◆ **WHAT IS BEING ASKED**
Print the entries in full, word for word, but not the pictures.

--- begin ---

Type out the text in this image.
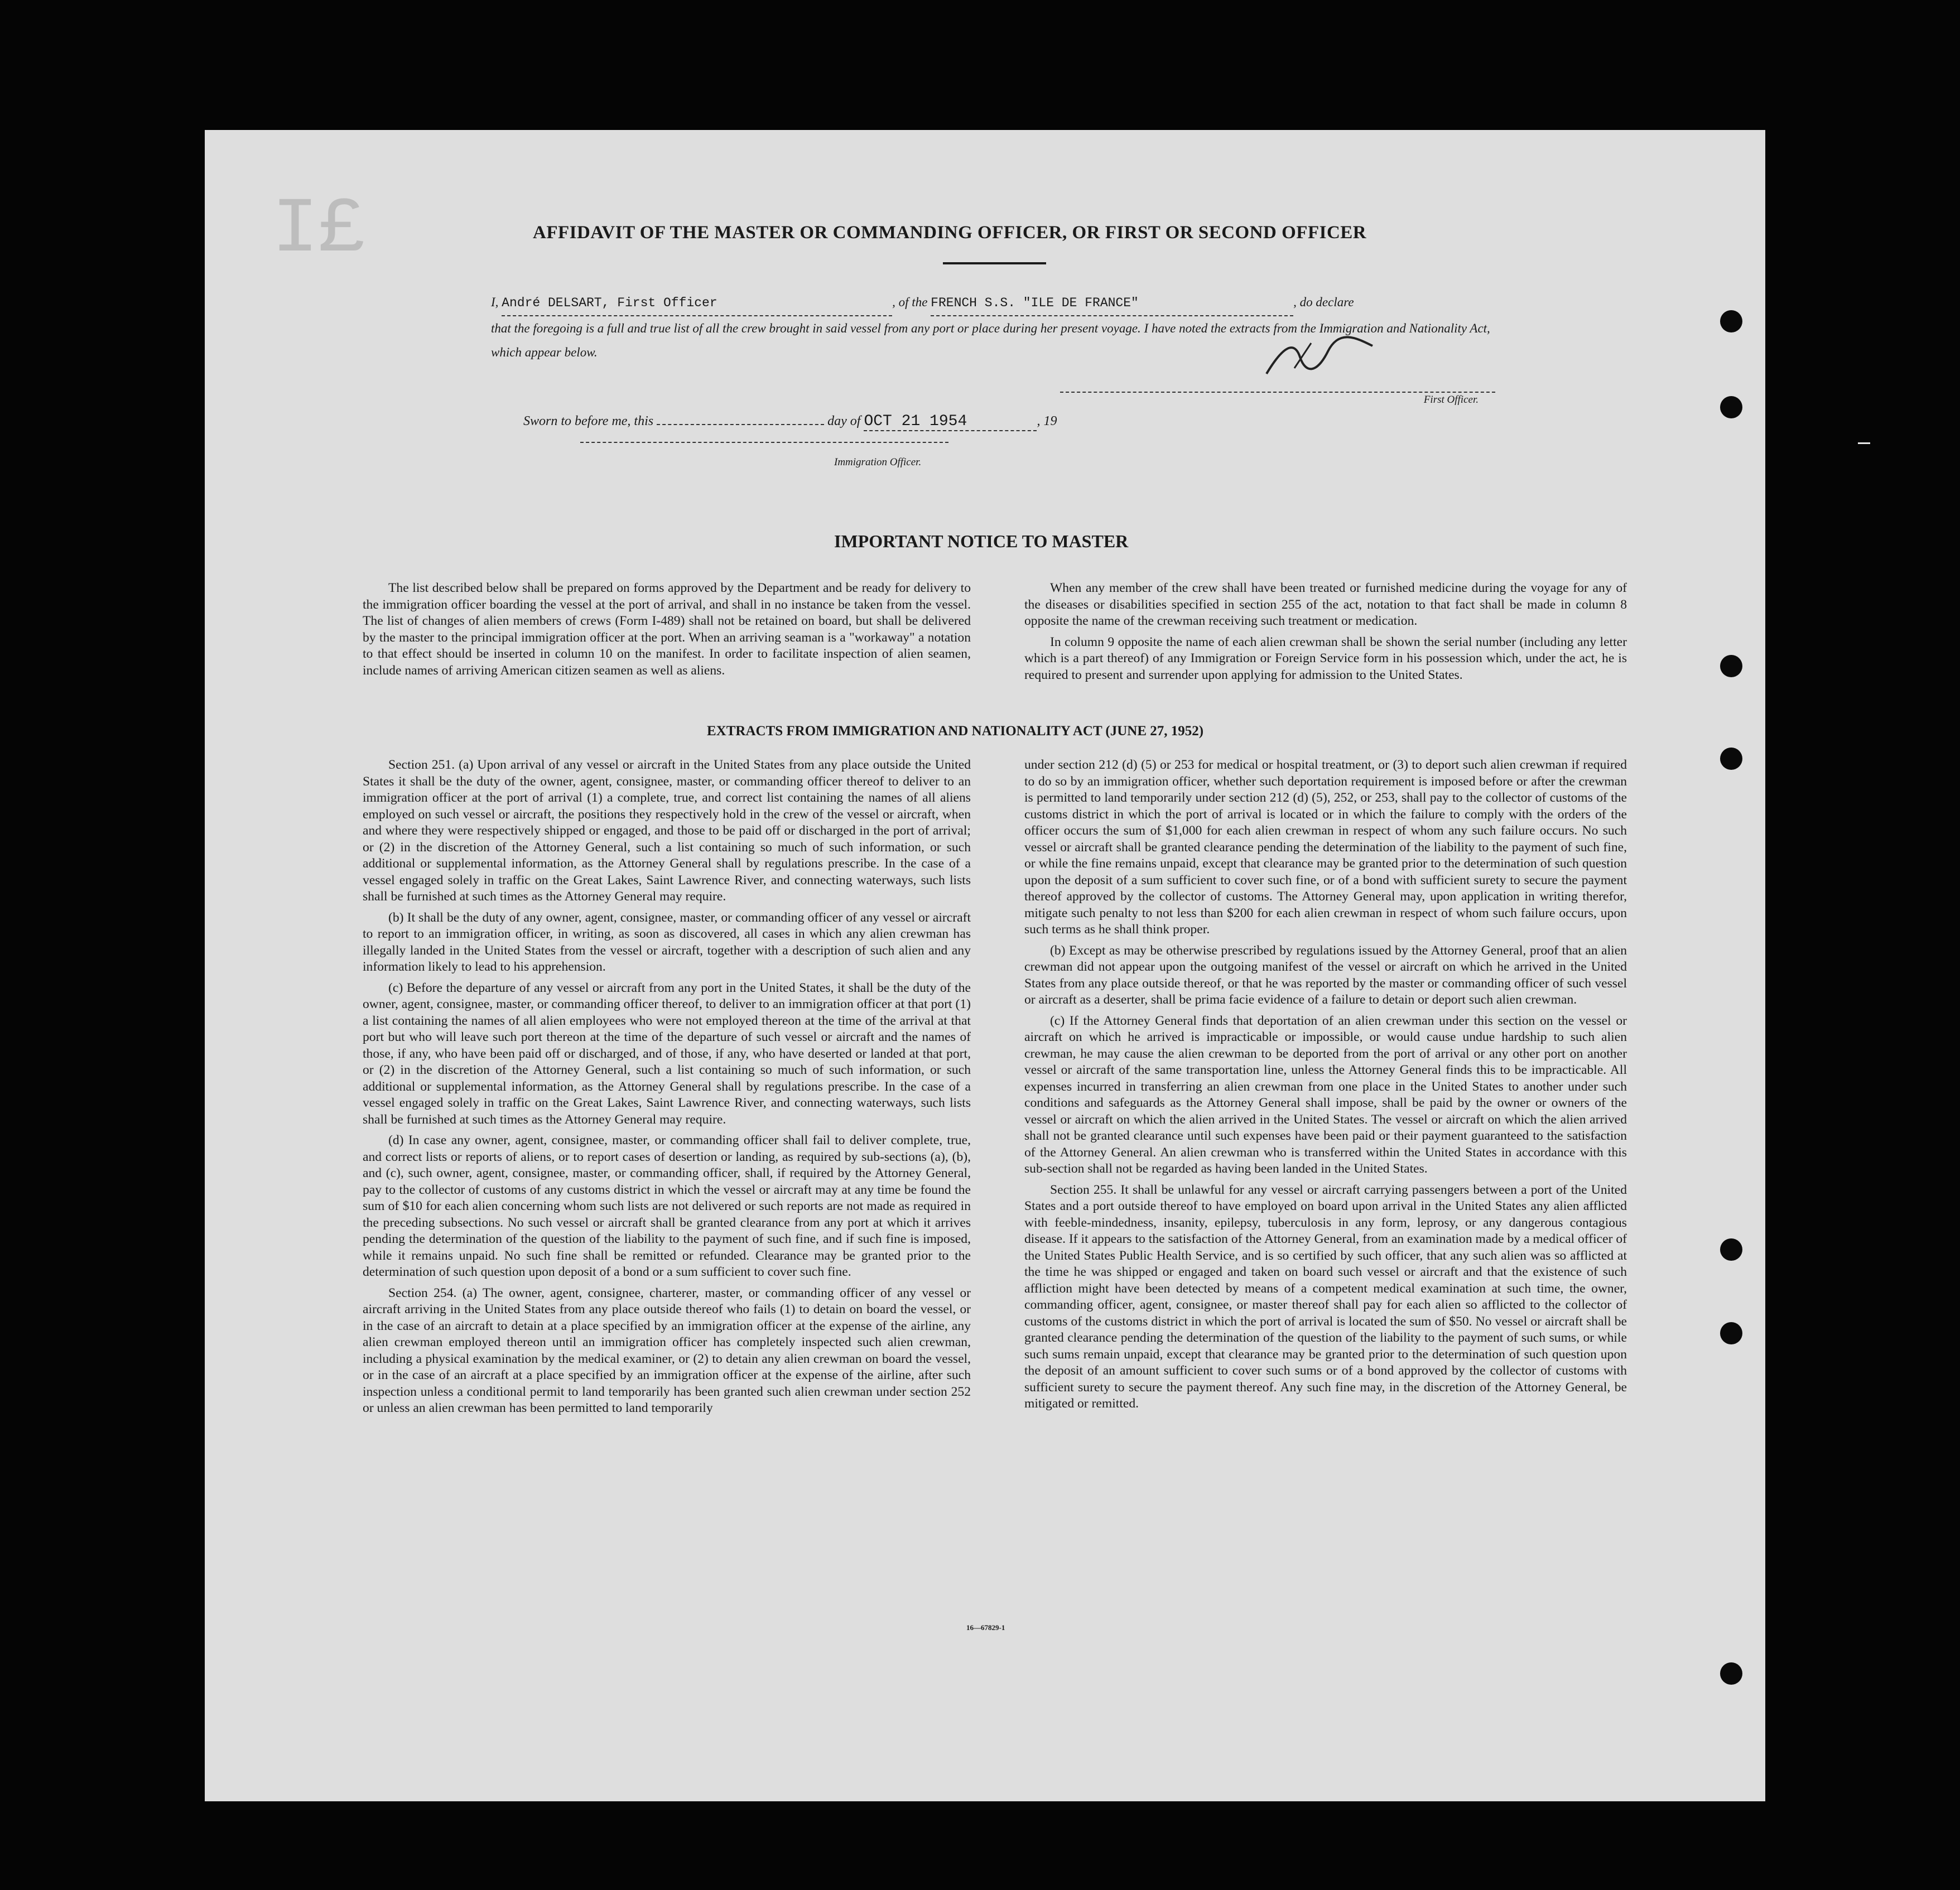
I£	AFFIDAVIT OF THE MASTER OR COMMANDING OFFICER, OR FIRST OR SECOND OFFICER
I, André DELSART, First Officer	, of the FRENCH S.S. "ILE DE FRANCE"	, do declare
that the foregoing is a full and true list of all the crew brought in said vessel from any port or place during her present voyage. I have noted the extracts from the Immigration and Nationality Act, which appear below.
First Officer.
Sworn to before me, this	day of OCT 21 1954	, 19
Immigration Officer.
IMPORTANT NOTICE TO MASTER

The list described below shall be prepared on forms approved by the Department and be ready for delivery to the immigration officer boarding the vessel at the port of arrival, and shall in no instance be taken from the vessel. The list of changes of alien members of crews (Form I-489) shall not be retained on board, but shall be delivered by the master to the principal immigration officer at the port. When an arriving seaman is a "workaway" a notation to that effect should be inserted in column 10 on the manifest. In order to facilitate inspection of alien seamen, include names of arriving American citizen seamen as well as aliens.

When any member of the crew shall have been treated or furnished medicine during the voyage for any of the diseases or disabilities specified in section 255 of the act, notation to that fact shall be made in column 8 opposite the name of the crewman receiving such treatment or medication.

In column 9 opposite the name of each alien crewman shall be shown the serial number (including any letter which is a part thereof) of any Immigration or Foreign Service form in his possession which, under the act, he is required to present and surrender upon applying for admission to the United States.

EXTRACTS FROM IMMIGRATION AND NATIONALITY ACT (JUNE 27, 1952)

Section 251. (a) Upon arrival of any vessel or aircraft in the United States from any place outside the United States it shall be the duty of the owner, agent, consignee, master, or commanding officer thereof to deliver to an immigration officer at the port of arrival (1) a complete, true, and correct list containing the names of all aliens employed on such vessel or aircraft, the positions they respectively hold in the crew of the vessel or aircraft, when and where they were respectively shipped or engaged, and those to be paid off or discharged in the port of arrival; or (2) in the discretion of the Attorney General, such a list containing so much of such information, or such additional or supplemental information, as the Attorney General shall by regulations prescribe. In the case of a vessel engaged solely in traffic on the Great Lakes, Saint Lawrence River, and connecting waterways, such lists shall be furnished at such times as the Attorney General may require.

(b) It shall be the duty of any owner, agent, consignee, master, or commanding officer of any vessel or aircraft to report to an immigration officer, in writing, as soon as discovered, all cases in which any alien crewman has illegally landed in the United States from the vessel or aircraft, together with a description of such alien and any information likely to lead to his apprehension.

(c) Before the departure of any vessel or aircraft from any port in the United States, it shall be the duty of the owner, agent, consignee, master, or commanding officer thereof, to deliver to an immigration officer at that port (1) a list containing the names of all alien employees who were not employed thereon at the time of the arrival at that port but who will leave such port thereon at the time of the departure of such vessel or aircraft and the names of those, if any, who have been paid off or discharged, and of those, if any, who have deserted or landed at that port, or (2) in the discretion of the Attorney General, such a list containing so much of such information, or such additional or supplemental information, as the Attorney General shall by regulations prescribe. In the case of a vessel engaged solely in traffic on the Great Lakes, Saint Lawrence River, and connecting waterways, such lists shall be furnished at such times as the Attorney General may require.

(d) In case any owner, agent, consignee, master, or commanding officer shall fail to deliver complete, true, and correct lists or reports of aliens, or to report cases of desertion or landing, as required by sub-sections (a), (b), and (c), such owner, agent, consignee, master, or commanding officer, shall, if required by the Attorney General, pay to the collector of customs of any customs district in which the vessel or aircraft may at any time be found the sum of $10 for each alien concerning whom such lists are not delivered or such reports are not made as required in the preceding subsections. No such vessel or aircraft shall be granted clearance from any port at which it arrives pending the determination of the question of the liability to the payment of such fine, and if such fine is imposed, while it remains unpaid. No such fine shall be remitted or refunded. Clearance may be granted prior to the determination of such question upon deposit of a bond or a sum sufficient to cover such fine.

Section 254. (a) The owner, agent, consignee, charterer, master, or commanding officer of any vessel or aircraft arriving in the United States from any place outside thereof who fails (1) to detain on board the vessel, or in the case of an aircraft to detain at a place specified by an immigration officer at the expense of the airline, any alien crewman employed thereon until an immigration officer has completely inspected such alien crewman, including a physical examination by the medical examiner, or (2) to detain any alien crewman on board the vessel, or in the case of an aircraft at a place specified by an immigration officer at the expense of the airline, after such inspection unless a conditional permit to land temporarily has been granted such alien crewman under section 252 or unless an alien crewman has been permitted to land temporarily

under section 212 (d) (5) or 253 for medical or hospital treatment, or (3) to deport such alien crewman if required to do so by an immigration officer, whether such deportation requirement is imposed before or after the crewman is permitted to land temporarily under section 212 (d) (5), 252, or 253, shall pay to the collector of customs of the customs district in which the port of arrival is located or in which the failure to comply with the orders of the officer occurs the sum of $1,000 for each alien crewman in respect of whom any such failure occurs. No such vessel or aircraft shall be granted clearance pending the determination of the liability to the payment of such fine, or while the fine remains unpaid, except that clearance may be granted prior to the determination of such question upon the deposit of a sum sufficient to cover such fine, or of a bond with sufficient surety to secure the payment thereof approved by the collector of customs. The Attorney General may, upon application in writing therefor, mitigate such penalty to not less than $200 for each alien crewman in respect of whom such failure occurs, upon such terms as he shall think proper.

(b) Except as may be otherwise prescribed by regulations issued by the Attorney General, proof that an alien crewman did not appear upon the outgoing manifest of the vessel or aircraft on which he arrived in the United States from any place outside thereof, or that he was reported by the master or commanding officer of such vessel or aircraft as a deserter, shall be prima facie evidence of a failure to detain or deport such alien crewman.

(c) If the Attorney General finds that deportation of an alien crewman under this section on the vessel or aircraft on which he arrived is impracticable or impossible, or would cause undue hardship to such alien crewman, he may cause the alien crewman to be deported from the port of arrival or any other port on another vessel or aircraft of the same transportation line, unless the Attorney General finds this to be impracticable. All expenses incurred in transferring an alien crewman from one place in the United States to another under such conditions and safeguards as the Attorney General shall impose, shall be paid by the owner or owners of the vessel or aircraft on which the alien arrived in the United States. The vessel or aircraft on which the alien arrived shall not be granted clearance until such expenses have been paid or their payment guaranteed to the satisfaction of the Attorney General. An alien crewman who is transferred within the United States in accordance with this sub-section shall not be regarded as having been landed in the United States.

Section 255. It shall be unlawful for any vessel or aircraft carrying passengers between a port of the United States and a port outside thereof to have employed on board upon arrival in the United States any alien afflicted with feeble-mindedness, insanity, epilepsy, tuberculosis in any form, leprosy, or any dangerous contagious disease. If it appears to the satisfaction of the Attorney General, from an examination made by a medical officer of the United States Public Health Service, and is so certified by such officer, that any such alien was so afflicted at the time he was shipped or engaged and taken on board such vessel or aircraft and that the existence of such affliction might have been detected by means of a competent medical examination at such time, the owner, commanding officer, agent, consignee, or master thereof shall pay for each alien so afflicted to the collector of customs of the customs district in which the port of arrival is located the sum of $50. No vessel or aircraft shall be granted clearance pending the determination of the question of the liability to the payment of such sums, or while such sums remain unpaid, except that clearance may be granted prior to the determination of such question upon the deposit of an amount sufficient to cover such sums or of a bond approved by the collector of customs with sufficient surety to secure the payment thereof. Any such fine may, in the discretion of the Attorney General, be mitigated or remitted.

16—67829-1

--- end ---

◆ **EXPECTED ANSWER**
Type out the text in this image.
I£	AFFIDAVIT OF THE MASTER OR COMMANDING OFFICER, OR FIRST OR SECOND OFFICER
I, André DELSART, First Officer	, of the FRENCH S.S. "ILE DE FRANCE"	, do declare
that the foregoing is a full and true list of all the crew brought in said vessel from any port or place during her present voyage. I have noted the extracts from the Immigration and Nationality Act, which appear below.
First Officer.
Sworn to before me, this	day of OCT 21 1954	, 19
Immigration Officer.
IMPORTANT NOTICE TO MASTER

The list described below shall be prepared on forms approved by the Department and be ready for delivery to the immigration officer boarding the vessel at the port of arrival, and shall in no instance be taken from the vessel. The list of changes of alien members of crews (Form I-489) shall not be retained on board, but shall be delivered by the master to the principal immigration officer at the port. When an arriving seaman is a "workaway" a notation to that effect should be inserted in column 10 on the manifest. In order to facilitate inspection of alien seamen, include names of arriving American citizen seamen as well as aliens.

When any member of the crew shall have been treated or furnished medicine during the voyage for any of the diseases or disabilities specified in section 255 of the act, notation to that fact shall be made in column 8 opposite the name of the crewman receiving such treatment or medication.

In column 9 opposite the name of each alien crewman shall be shown the serial number (including any letter which is a part thereof) of any Immigration or Foreign Service form in his possession which, under the act, he is required to present and surrender upon applying for admission to the United States.

EXTRACTS FROM IMMIGRATION AND NATIONALITY ACT (JUNE 27, 1952)

Section 251. (a) Upon arrival of any vessel or aircraft in the United States from any place outside the United States it shall be the duty of the owner, agent, consignee, master, or commanding officer thereof to deliver to an immigration officer at the port of arrival (1) a complete, true, and correct list containing the names of all aliens employed on such vessel or aircraft, the positions they respectively hold in the crew of the vessel or aircraft, when and where they were respectively shipped or engaged, and those to be paid off or discharged in the port of arrival; or (2) in the discretion of the Attorney General, such a list containing so much of such information, or such additional or supplemental information, as the Attorney General shall by regulations prescribe. In the case of a vessel engaged solely in traffic on the Great Lakes, Saint Lawrence River, and connecting waterways, such lists shall be furnished at such times as the Attorney General may require.

(b) It shall be the duty of any owner, agent, consignee, master, or commanding officer of any vessel or aircraft to report to an immigration officer, in writing, as soon as discovered, all cases in which any alien crewman has illegally landed in the United States from the vessel or aircraft, together with a description of such alien and any information likely to lead to his apprehension.

(c) Before the departure of any vessel or aircraft from any port in the United States, it shall be the duty of the owner, agent, consignee, master, or commanding officer thereof, to deliver to an immigration officer at that port (1) a list containing the names of all alien employees who were not employed thereon at the time of the arrival at that port but who will leave such port thereon at the time of the departure of such vessel or aircraft and the names of those, if any, who have been paid off or discharged, and of those, if any, who have deserted or landed at that port, or (2) in the discretion of the Attorney General, such a list containing so much of such information, or such additional or supplemental information, as the Attorney General shall by regulations prescribe. In the case of a vessel engaged solely in traffic on the Great Lakes, Saint Lawrence River, and connecting waterways, such lists shall be furnished at such times as the Attorney General may require.

(d) In case any owner, agent, consignee, master, or commanding officer shall fail to deliver complete, true, and correct lists or reports of aliens, or to report cases of desertion or landing, as required by sub-sections (a), (b), and (c), such owner, agent, consignee, master, or commanding officer, shall, if required by the Attorney General, pay to the collector of customs of any customs district in which the vessel or aircraft may at any time be found the sum of $10 for each alien concerning whom such lists are not delivered or such reports are not made as required in the preceding subsections. No such vessel or aircraft shall be granted clearance from any port at which it arrives pending the determination of the question of the liability to the payment of such fine, and if such fine is imposed, while it remains unpaid. No such fine shall be remitted or refunded. Clearance may be granted prior to the determination of such question upon deposit of a bond or a sum sufficient to cover such fine.

Section 254. (a) The owner, agent, consignee, charterer, master, or commanding officer of any vessel or aircraft arriving in the United States from any place outside thereof who fails (1) to detain on board the vessel, or in the case of an aircraft to detain at a place specified by an immigration officer at the expense of the airline, any alien crewman employed thereon until an immigration officer has completely inspected such alien crewman, including a physical examination by the medical examiner, or (2) to detain any alien crewman on board the vessel, or in the case of an aircraft at a place specified by an immigration officer at the expense of the airline, after such inspection unless a conditional permit to land temporarily has been granted such alien crewman under section 252 or unless an alien crewman has been permitted to land temporarily

under section 212 (d) (5) or 253 for medical or hospital treatment, or (3) to deport such alien crewman if required to do so by an immigration officer, whether such deportation requirement is imposed before or after the crewman is permitted to land temporarily under section 212 (d) (5), 252, or 253, shall pay to the collector of customs of the customs district in which the port of arrival is located or in which the failure to comply with the orders of the officer occurs the sum of $1,000 for each alien crewman in respect of whom any such failure occurs. No such vessel or aircraft shall be granted clearance pending the determination of the liability to the payment of such fine, or while the fine remains unpaid, except that clearance may be granted prior to the determination of such question upon the deposit of a sum sufficient to cover such fine, or of a bond with sufficient surety to secure the payment thereof approved by the collector of customs. The Attorney General may, upon application in writing therefor, mitigate such penalty to not less than $200 for each alien crewman in respect of whom such failure occurs, upon such terms as he shall think proper.

(b) Except as may be otherwise prescribed by regulations issued by the Attorney General, proof that an alien crewman did not appear upon the outgoing manifest of the vessel or aircraft on which he arrived in the United States from any place outside thereof, or that he was reported by the master or commanding officer of such vessel or aircraft as a deserter, shall be prima facie evidence of a failure to detain or deport such alien crewman.

(c) If the Attorney General finds that deportation of an alien crewman under this section on the vessel or aircraft on which he arrived is impracticable or impossible, or would cause undue hardship to such alien crewman, he may cause the alien crewman to be deported from the port of arrival or any other port on another vessel or aircraft of the same transportation line, unless the Attorney General finds this to be impracticable. All expenses incurred in transferring an alien crewman from one place in the United States to another under such conditions and safeguards as the Attorney General shall impose, shall be paid by the owner or owners of the vessel or aircraft on which the alien arrived in the United States. The vessel or aircraft on which the alien arrived shall not be granted clearance until such expenses have been paid or their payment guaranteed to the satisfaction of the Attorney General. An alien crewman who is transferred within the United States in accordance with this sub-section shall not be regarded as having been landed in the United States.

Section 255. It shall be unlawful for any vessel or aircraft carrying passengers between a port of the United States and a port outside thereof to have employed on board upon arrival in the United States any alien afflicted with feeble-mindedness, insanity, epilepsy, tuberculosis in any form, leprosy, or any dangerous contagious disease. If it appears to the satisfaction of the Attorney General, from an examination made by a medical officer of the United States Public Health Service, and is so certified by such officer, that any such alien was so afflicted at the time he was shipped or engaged and taken on board such vessel or aircraft and that the existence of such affliction might have been detected by means of a competent medical examination at such time, the owner, commanding officer, agent, consignee, or master thereof shall pay for each alien so afflicted to the collector of customs of the customs district in which the port of arrival is located the sum of $50. No vessel or aircraft shall be granted clearance pending the determination of the question of the liability to the payment of such sums, or while such sums remain unpaid, except that clearance may be granted prior to the determination of such question upon the deposit of an amount sufficient to cover such sums or of a bond approved by the collector of customs with sufficient surety to secure the payment thereof. Any such fine may, in the discretion of the Attorney General, be mitigated or remitted.

16—67829-1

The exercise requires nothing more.